◆ **Given instruction**
Examine the material below. Gather every line in which the string "page" appears.

◆ **Rows**
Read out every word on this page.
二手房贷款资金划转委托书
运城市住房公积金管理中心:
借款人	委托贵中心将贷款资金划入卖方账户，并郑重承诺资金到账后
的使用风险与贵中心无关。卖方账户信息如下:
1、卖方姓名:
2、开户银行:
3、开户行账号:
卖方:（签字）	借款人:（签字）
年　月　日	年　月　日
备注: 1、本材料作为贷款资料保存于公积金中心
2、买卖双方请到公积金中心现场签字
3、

==

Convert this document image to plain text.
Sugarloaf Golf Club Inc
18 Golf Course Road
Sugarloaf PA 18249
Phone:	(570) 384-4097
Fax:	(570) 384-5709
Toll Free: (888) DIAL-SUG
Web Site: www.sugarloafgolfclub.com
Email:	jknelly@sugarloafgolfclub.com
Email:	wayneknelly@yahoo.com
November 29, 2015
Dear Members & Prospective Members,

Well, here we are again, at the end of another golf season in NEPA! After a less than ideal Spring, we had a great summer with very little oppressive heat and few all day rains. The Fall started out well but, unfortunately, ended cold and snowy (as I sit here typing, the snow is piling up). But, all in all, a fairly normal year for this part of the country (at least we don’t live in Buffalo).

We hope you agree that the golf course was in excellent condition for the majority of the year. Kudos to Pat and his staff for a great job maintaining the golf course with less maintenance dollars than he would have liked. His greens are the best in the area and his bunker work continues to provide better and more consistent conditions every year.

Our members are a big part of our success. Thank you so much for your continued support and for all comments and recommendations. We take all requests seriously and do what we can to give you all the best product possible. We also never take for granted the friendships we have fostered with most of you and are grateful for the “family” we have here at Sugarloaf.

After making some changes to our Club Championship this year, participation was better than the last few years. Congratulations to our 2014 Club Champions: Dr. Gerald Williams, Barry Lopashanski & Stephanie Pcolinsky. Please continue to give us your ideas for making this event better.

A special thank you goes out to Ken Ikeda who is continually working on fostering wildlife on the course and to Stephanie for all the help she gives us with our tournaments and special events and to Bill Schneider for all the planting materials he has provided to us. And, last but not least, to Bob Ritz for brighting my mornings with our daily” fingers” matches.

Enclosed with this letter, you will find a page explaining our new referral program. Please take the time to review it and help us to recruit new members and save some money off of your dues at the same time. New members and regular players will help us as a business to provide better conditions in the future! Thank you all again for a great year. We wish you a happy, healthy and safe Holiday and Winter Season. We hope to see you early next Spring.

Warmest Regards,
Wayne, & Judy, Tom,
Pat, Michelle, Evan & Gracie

◆ **Response**
Read out every word on this page.
Enclosed with this letter, you will find a page explaining our new referral program. Please take the time to review it and help us to recruit new members and save some money off of your dues at the same time. New members and regular players will help us as a business to provide better conditions in the future! Thank you all again for a great year. We wish you a happy, healthy and safe Holiday and Winter Season. We hope to see you early next Spring.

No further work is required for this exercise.